Begin DATA SUPPLIED

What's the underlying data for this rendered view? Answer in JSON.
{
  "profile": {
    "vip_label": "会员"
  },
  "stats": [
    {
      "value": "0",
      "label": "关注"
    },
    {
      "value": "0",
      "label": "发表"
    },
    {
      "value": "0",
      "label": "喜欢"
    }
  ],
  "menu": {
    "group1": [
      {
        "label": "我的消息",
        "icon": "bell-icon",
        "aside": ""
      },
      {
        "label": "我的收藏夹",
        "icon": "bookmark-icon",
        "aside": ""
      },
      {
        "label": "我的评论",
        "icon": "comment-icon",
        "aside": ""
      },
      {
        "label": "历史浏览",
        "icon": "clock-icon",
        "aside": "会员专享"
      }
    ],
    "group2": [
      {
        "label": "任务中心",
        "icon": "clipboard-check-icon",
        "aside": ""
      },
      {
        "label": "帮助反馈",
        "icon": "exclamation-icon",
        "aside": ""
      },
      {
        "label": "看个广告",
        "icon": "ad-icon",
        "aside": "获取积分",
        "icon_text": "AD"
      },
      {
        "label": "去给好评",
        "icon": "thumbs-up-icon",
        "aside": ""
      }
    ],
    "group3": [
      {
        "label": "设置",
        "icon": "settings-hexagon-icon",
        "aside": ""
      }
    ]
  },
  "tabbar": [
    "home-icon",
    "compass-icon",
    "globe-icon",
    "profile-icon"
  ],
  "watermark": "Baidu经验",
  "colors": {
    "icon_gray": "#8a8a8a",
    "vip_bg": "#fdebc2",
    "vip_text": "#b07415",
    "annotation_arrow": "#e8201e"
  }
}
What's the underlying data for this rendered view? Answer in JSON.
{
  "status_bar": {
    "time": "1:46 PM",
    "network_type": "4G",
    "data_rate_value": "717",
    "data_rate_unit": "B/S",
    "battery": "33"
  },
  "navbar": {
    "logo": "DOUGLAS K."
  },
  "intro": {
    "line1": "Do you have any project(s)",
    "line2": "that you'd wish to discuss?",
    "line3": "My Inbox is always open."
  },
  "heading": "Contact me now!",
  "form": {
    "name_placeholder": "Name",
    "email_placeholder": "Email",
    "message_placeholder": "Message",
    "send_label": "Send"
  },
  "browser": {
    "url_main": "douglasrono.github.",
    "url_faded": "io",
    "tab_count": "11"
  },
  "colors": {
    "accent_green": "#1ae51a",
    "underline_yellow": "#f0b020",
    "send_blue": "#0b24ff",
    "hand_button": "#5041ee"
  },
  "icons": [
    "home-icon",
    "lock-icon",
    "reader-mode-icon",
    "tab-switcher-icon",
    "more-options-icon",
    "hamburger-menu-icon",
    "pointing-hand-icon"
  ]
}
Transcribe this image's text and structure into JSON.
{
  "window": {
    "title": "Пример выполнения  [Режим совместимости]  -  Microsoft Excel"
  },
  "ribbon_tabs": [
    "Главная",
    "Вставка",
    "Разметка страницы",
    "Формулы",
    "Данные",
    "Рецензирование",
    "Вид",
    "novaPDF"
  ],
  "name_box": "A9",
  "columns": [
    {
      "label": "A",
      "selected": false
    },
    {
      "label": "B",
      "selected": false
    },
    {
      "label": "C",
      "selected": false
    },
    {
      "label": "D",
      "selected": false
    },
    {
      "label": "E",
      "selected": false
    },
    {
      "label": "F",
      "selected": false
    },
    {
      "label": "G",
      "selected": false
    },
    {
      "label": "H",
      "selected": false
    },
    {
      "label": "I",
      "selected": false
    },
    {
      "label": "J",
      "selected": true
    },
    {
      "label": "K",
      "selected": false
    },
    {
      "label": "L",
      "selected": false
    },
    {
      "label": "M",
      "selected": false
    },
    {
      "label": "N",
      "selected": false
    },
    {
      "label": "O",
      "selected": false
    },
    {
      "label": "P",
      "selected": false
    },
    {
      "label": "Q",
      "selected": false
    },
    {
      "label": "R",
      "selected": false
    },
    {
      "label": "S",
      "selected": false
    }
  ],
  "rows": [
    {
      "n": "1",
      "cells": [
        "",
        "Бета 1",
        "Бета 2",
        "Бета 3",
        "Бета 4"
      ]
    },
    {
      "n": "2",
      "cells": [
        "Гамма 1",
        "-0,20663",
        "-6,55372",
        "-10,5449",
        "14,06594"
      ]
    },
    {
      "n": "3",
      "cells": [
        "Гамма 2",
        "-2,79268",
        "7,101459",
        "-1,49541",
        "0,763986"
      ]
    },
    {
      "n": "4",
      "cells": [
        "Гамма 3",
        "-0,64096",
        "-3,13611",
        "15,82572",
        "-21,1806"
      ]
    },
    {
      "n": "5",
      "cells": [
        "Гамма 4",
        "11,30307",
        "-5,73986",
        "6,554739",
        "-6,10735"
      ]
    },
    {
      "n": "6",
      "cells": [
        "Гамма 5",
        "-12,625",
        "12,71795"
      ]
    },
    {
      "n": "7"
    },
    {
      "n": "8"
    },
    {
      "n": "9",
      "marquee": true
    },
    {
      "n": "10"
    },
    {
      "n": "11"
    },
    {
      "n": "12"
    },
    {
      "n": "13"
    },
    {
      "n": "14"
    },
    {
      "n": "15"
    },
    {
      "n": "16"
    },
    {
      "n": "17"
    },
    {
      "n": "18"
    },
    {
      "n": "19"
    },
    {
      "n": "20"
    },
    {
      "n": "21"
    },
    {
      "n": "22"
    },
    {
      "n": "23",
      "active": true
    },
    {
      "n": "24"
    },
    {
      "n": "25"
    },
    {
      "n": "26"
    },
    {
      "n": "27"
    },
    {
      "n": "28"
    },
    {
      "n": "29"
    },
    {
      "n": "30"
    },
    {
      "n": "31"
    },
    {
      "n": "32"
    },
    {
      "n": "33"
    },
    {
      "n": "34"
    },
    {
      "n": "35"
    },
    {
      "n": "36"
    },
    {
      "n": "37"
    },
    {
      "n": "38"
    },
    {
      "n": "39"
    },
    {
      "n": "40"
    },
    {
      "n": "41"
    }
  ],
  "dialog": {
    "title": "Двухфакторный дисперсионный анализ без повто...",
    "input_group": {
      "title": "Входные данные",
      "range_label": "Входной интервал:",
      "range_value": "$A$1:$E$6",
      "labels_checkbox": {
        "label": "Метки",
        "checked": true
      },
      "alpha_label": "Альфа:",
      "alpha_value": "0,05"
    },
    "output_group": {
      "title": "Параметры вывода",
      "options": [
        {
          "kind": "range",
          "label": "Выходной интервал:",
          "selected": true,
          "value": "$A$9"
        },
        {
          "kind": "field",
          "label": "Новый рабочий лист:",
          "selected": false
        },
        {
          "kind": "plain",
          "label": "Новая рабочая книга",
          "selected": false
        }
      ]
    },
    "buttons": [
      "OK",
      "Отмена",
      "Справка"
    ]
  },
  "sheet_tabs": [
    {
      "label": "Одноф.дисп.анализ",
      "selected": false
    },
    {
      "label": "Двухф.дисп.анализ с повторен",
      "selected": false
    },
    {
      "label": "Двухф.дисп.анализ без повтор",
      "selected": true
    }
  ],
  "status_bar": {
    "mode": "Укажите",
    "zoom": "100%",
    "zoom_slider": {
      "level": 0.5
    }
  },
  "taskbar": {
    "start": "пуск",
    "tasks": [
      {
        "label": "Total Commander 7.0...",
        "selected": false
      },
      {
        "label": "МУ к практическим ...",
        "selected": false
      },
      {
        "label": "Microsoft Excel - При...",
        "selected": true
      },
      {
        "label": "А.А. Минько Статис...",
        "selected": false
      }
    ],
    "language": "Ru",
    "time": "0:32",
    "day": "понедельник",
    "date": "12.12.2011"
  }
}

End DATA SUPPLIED

Extract every record. Keep wording exact.

FINISHED ANSWER
What's the underlying data for this rendered view? Answer in JSON.
{
  "profile": {
    "vip_label": "会员"
  },
  "stats": [
    {
      "value": "0",
      "label": "关注"
    },
    {
      "value": "0",
      "label": "发表"
    },
    {
      "value": "0",
      "label": "喜欢"
    }
  ],
  "menu": {
    "group1": [
      {
        "label": "我的消息",
        "icon": "bell-icon",
        "aside": ""
      },
      {
        "label": "我的收藏夹",
        "icon": "bookmark-icon",
        "aside": ""
      },
      {
        "label": "我的评论",
        "icon": "comment-icon",
        "aside": ""
      },
      {
        "label": "历史浏览",
        "icon": "clock-icon",
        "aside": "会员专享"
      }
    ],
    "group2": [
      {
        "label": "任务中心",
        "icon": "clipboard-check-icon",
        "aside": ""
      },
      {
        "label": "帮助反馈",
        "icon": "exclamation-icon",
        "aside": ""
      },
      {
        "label": "看个广告",
        "icon": "ad-icon",
        "aside": "获取积分",
        "icon_text": "AD"
      },
      {
        "label": "去给好评",
        "icon": "thumbs-up-icon",
        "aside": ""
      }
    ],
    "group3": [
      {
        "label": "设置",
        "icon": "settings-hexagon-icon",
        "aside": ""
      }
    ]
  },
  "tabbar": [
    "home-icon",
    "compass-icon",
    "globe-icon",
    "profile-icon"
  ],
  "watermark": "Baidu经验",
  "colors": {
    "icon_gray": "#8a8a8a",
    "vip_bg": "#fdebc2",
    "vip_text": "#b07415",
    "annotation_arrow": "#e8201e"
  }
}
What's the underlying data for this rendered view? Answer in JSON.
{
  "status_bar": {
    "time": "1:46 PM",
    "network_type": "4G",
    "data_rate_value": "717",
    "data_rate_unit": "B/S",
    "battery": "33"
  },
  "navbar": {
    "logo": "DOUGLAS K."
  },
  "intro": {
    "line1": "Do you have any project(s)",
    "line2": "that you'd wish to discuss?",
    "line3": "My Inbox is always open."
  },
  "heading": "Contact me now!",
  "form": {
    "name_placeholder": "Name",
    "email_placeholder": "Email",
    "message_placeholder": "Message",
    "send_label": "Send"
  },
  "browser": {
    "url_main": "douglasrono.github.",
    "url_faded": "io",
    "tab_count": "11"
  },
  "colors": {
    "accent_green": "#1ae51a",
    "underline_yellow": "#f0b020",
    "send_blue": "#0b24ff",
    "hand_button": "#5041ee"
  },
  "icons": [
    "home-icon",
    "lock-icon",
    "reader-mode-icon",
    "tab-switcher-icon",
    "more-options-icon",
    "hamburger-menu-icon",
    "pointing-hand-icon"
  ]
}
Transcribe this image's text and structure into JSON.
{
  "window": {
    "title": "Пример выполнения  [Режим совместимости]  -  Microsoft Excel"
  },
  "ribbon_tabs": [
    "Главная",
    "Вставка",
    "Разметка страницы",
    "Формулы",
    "Данные",
    "Рецензирование",
    "Вид",
    "novaPDF"
  ],
  "name_box": "A9",
  "columns": [
    {
      "label": "A",
      "selected": false
    },
    {
      "label": "B",
      "selected": false
    },
    {
      "label": "C",
      "selected": false
    },
    {
      "label": "D",
      "selected": false
    },
    {
      "label": "E",
      "selected": false
    },
    {
      "label": "F",
      "selected": false
    },
    {
      "label": "G",
      "selected": false
    },
    {
      "label": "H",
      "selected": false
    },
    {
      "label": "I",
      "selected": false
    },
    {
      "label": "J",
      "selected": true
    },
    {
      "label": "K",
      "selected": false
    },
    {
      "label": "L",
      "selected": false
    },
    {
      "label": "M",
      "selected": false
    },
    {
      "label": "N",
      "selected": false
    },
    {
      "label": "O",
      "selected": false
    },
    {
      "label": "P",
      "selected": false
    },
    {
      "label": "Q",
      "selected": false
    },
    {
      "label": "R",
      "selected": false
    },
    {
      "label": "S",
      "selected": false
    }
  ],
  "rows": [
    {
      "n": "1",
      "cells": [
        "",
        "Бета 1",
        "Бета 2",
        "Бета 3",
        "Бета 4"
      ]
    },
    {
      "n": "2",
      "cells": [
        "Гамма 1",
        "-0,20663",
        "-6,55372",
        "-10,5449",
        "14,06594"
      ]
    },
    {
      "n": "3",
      "cells": [
        "Гамма 2",
        "-2,79268",
        "7,101459",
        "-1,49541",
        "0,763986"
      ]
    },
    {
      "n": "4",
      "cells": [
        "Гамма 3",
        "-0,64096",
        "-3,13611",
        "15,82572",
        "-21,1806"
      ]
    },
    {
      "n": "5",
      "cells": [
        "Гамма 4",
        "11,30307",
        "-5,73986",
        "6,554739",
        "-6,10735"
      ]
    },
    {
      "n": "6",
      "cells": [
        "Гамма 5",
        "-12,625",
        "12,71795"
      ]
    },
    {
      "n": "7"
    },
    {
      "n": "8"
    },
    {
      "n": "9",
      "marquee": true
    },
    {
      "n": "10"
    },
    {
      "n": "11"
    },
    {
      "n": "12"
    },
    {
      "n": "13"
    },
    {
      "n": "14"
    },
    {
      "n": "15"
    },
    {
      "n": "16"
    },
    {
      "n": "17"
    },
    {
      "n": "18"
    },
    {
      "n": "19"
    },
    {
      "n": "20"
    },
    {
      "n": "21"
    },
    {
      "n": "22"
    },
    {
      "n": "23",
      "active": true
    },
    {
      "n": "24"
    },
    {
      "n": "25"
    },
    {
      "n": "26"
    },
    {
      "n": "27"
    },
    {
      "n": "28"
    },
    {
      "n": "29"
    },
    {
      "n": "30"
    },
    {
      "n": "31"
    },
    {
      "n": "32"
    },
    {
      "n": "33"
    },
    {
      "n": "34"
    },
    {
      "n": "35"
    },
    {
      "n": "36"
    },
    {
      "n": "37"
    },
    {
      "n": "38"
    },
    {
      "n": "39"
    },
    {
      "n": "40"
    },
    {
      "n": "41"
    }
  ],
  "dialog": {
    "title": "Двухфакторный дисперсионный анализ без повто...",
    "input_group": {
      "title": "Входные данные",
      "range_label": "Входной интервал:",
      "range_value": "$A$1:$E$6",
      "labels_checkbox": {
        "label": "Метки",
        "checked": true
      },
      "alpha_label": "Альфа:",
      "alpha_value": "0,05"
    },
    "output_group": {
      "title": "Параметры вывода",
      "options": [
        {
          "kind": "range",
          "label": "Выходной интервал:",
          "selected": true,
          "value": "$A$9"
        },
        {
          "kind": "field",
          "label": "Новый рабочий лист:",
          "selected": false
        },
        {
          "kind": "plain",
          "label": "Новая рабочая книга",
          "selected": false
        }
      ]
    },
    "buttons": [
      "OK",
      "Отмена",
      "Справка"
    ]
  },
  "sheet_tabs": [
    {
      "label": "Одноф.дисп.анализ",
      "selected": false
    },
    {
      "label": "Двухф.дисп.анализ с повторен",
      "selected": false
    },
    {
      "label": "Двухф.дисп.анализ без повтор",
      "selected": true
    }
  ],
  "status_bar": {
    "mode": "Укажите",
    "zoom": "100%",
    "zoom_slider": {
      "level": 0.5
    }
  },
  "taskbar": {
    "start": "пуск",
    "tasks": [
      {
        "label": "Total Commander 7.0...",
        "selected": false
      },
      {
        "label": "МУ к практическим ...",
        "selected": false
      },
      {
        "label": "Microsoft Excel - При...",
        "selected": true
      },
      {
        "label": "А.А. Минько Статис...",
        "selected": false
      }
    ],
    "language": "Ru",
    "time": "0:32",
    "day": "понедельник",
    "date": "12.12.2011"
  }
}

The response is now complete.